* PROBLEM: Write out the records again, swapping every "legend-swatch" for "legend-marker" and leaving everything else unchanged.

* START RECORDS FOR THIS TASK *

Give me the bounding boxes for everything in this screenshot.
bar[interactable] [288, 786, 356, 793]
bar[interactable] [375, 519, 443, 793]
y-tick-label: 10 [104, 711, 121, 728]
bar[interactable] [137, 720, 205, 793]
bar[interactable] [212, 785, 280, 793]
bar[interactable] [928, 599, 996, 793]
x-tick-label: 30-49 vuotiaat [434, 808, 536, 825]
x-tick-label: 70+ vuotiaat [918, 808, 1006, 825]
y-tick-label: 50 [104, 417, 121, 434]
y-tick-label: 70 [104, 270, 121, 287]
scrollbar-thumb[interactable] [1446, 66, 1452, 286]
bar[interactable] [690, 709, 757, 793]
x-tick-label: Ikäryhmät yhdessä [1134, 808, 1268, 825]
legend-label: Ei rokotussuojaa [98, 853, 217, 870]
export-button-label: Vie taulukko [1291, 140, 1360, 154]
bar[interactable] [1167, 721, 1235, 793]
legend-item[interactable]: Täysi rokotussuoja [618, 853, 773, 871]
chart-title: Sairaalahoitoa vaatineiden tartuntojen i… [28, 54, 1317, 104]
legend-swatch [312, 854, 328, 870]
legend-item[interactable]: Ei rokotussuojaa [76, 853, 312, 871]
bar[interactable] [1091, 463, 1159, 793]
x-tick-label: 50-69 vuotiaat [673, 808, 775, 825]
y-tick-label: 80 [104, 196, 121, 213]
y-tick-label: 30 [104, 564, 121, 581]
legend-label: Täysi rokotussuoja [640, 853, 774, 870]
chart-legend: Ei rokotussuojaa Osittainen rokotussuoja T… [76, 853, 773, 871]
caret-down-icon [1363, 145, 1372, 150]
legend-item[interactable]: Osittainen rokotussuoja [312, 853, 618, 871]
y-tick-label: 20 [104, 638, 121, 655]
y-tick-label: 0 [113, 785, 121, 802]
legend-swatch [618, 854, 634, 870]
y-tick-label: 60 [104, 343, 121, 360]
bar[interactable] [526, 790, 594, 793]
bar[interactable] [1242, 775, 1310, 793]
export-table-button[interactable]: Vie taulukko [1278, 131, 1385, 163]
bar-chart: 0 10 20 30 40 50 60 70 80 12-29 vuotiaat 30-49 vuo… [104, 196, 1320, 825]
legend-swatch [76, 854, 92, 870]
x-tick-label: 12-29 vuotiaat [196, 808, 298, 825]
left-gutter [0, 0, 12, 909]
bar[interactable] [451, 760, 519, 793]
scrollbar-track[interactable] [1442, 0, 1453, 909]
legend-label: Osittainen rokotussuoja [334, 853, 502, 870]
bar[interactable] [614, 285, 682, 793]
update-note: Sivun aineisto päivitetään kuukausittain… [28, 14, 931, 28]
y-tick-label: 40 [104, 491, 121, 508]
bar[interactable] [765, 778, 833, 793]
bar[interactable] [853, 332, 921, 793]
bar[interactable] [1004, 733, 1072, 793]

* END RECORDS FOR THIS TASK *

* THE REPLY:
Give me the bounding boxes for everything in this screenshot.
bar[interactable] [288, 786, 356, 793]
bar[interactable] [375, 519, 443, 793]
y-tick-label: 10 [104, 711, 121, 728]
bar[interactable] [137, 720, 205, 793]
bar[interactable] [212, 785, 280, 793]
bar[interactable] [928, 599, 996, 793]
x-tick-label: 30-49 vuotiaat [434, 808, 536, 825]
x-tick-label: 70+ vuotiaat [918, 808, 1006, 825]
y-tick-label: 50 [104, 417, 121, 434]
y-tick-label: 70 [104, 270, 121, 287]
scrollbar-thumb[interactable] [1446, 66, 1452, 286]
bar[interactable] [690, 709, 757, 793]
x-tick-label: Ikäryhmät yhdessä [1134, 808, 1268, 825]
legend-label: Ei rokotussuojaa [98, 853, 217, 870]
export-button-label: Vie taulukko [1291, 140, 1360, 154]
bar[interactable] [1167, 721, 1235, 793]
legend-item[interactable]: Täysi rokotussuoja [618, 853, 773, 871]
chart-title: Sairaalahoitoa vaatineiden tartuntojen i… [28, 54, 1317, 104]
legend-marker [312, 854, 328, 870]
legend-item[interactable]: Ei rokotussuojaa [76, 853, 312, 871]
bar[interactable] [1091, 463, 1159, 793]
x-tick-label: 50-69 vuotiaat [673, 808, 775, 825]
y-tick-label: 80 [104, 196, 121, 213]
y-tick-label: 30 [104, 564, 121, 581]
legend-label: Täysi rokotussuoja [640, 853, 774, 870]
chart-legend: Ei rokotussuojaa Osittainen rokotussuoja T… [76, 853, 773, 871]
caret-down-icon [1363, 145, 1372, 150]
legend-item[interactable]: Osittainen rokotussuoja [312, 853, 618, 871]
y-tick-label: 20 [104, 638, 121, 655]
y-tick-label: 0 [113, 785, 121, 802]
legend-marker [618, 854, 634, 870]
y-tick-label: 60 [104, 343, 121, 360]
bar[interactable] [526, 790, 594, 793]
bar[interactable] [1242, 775, 1310, 793]
export-table-button[interactable]: Vie taulukko [1278, 131, 1385, 163]
bar-chart: 0 10 20 30 40 50 60 70 80 12-29 vuotiaat 30-49 vuo… [104, 196, 1320, 825]
legend-marker [76, 854, 92, 870]
x-tick-label: 12-29 vuotiaat [196, 808, 298, 825]
left-gutter [0, 0, 12, 909]
bar[interactable] [451, 760, 519, 793]
scrollbar-track[interactable] [1442, 0, 1453, 909]
legend-label: Osittainen rokotussuoja [334, 853, 502, 870]
bar[interactable] [614, 285, 682, 793]
update-note: Sivun aineisto päivitetään kuukausittain… [28, 14, 931, 28]
y-tick-label: 40 [104, 491, 121, 508]
bar[interactable] [765, 778, 833, 793]
bar[interactable] [853, 332, 921, 793]
bar[interactable] [1004, 733, 1072, 793]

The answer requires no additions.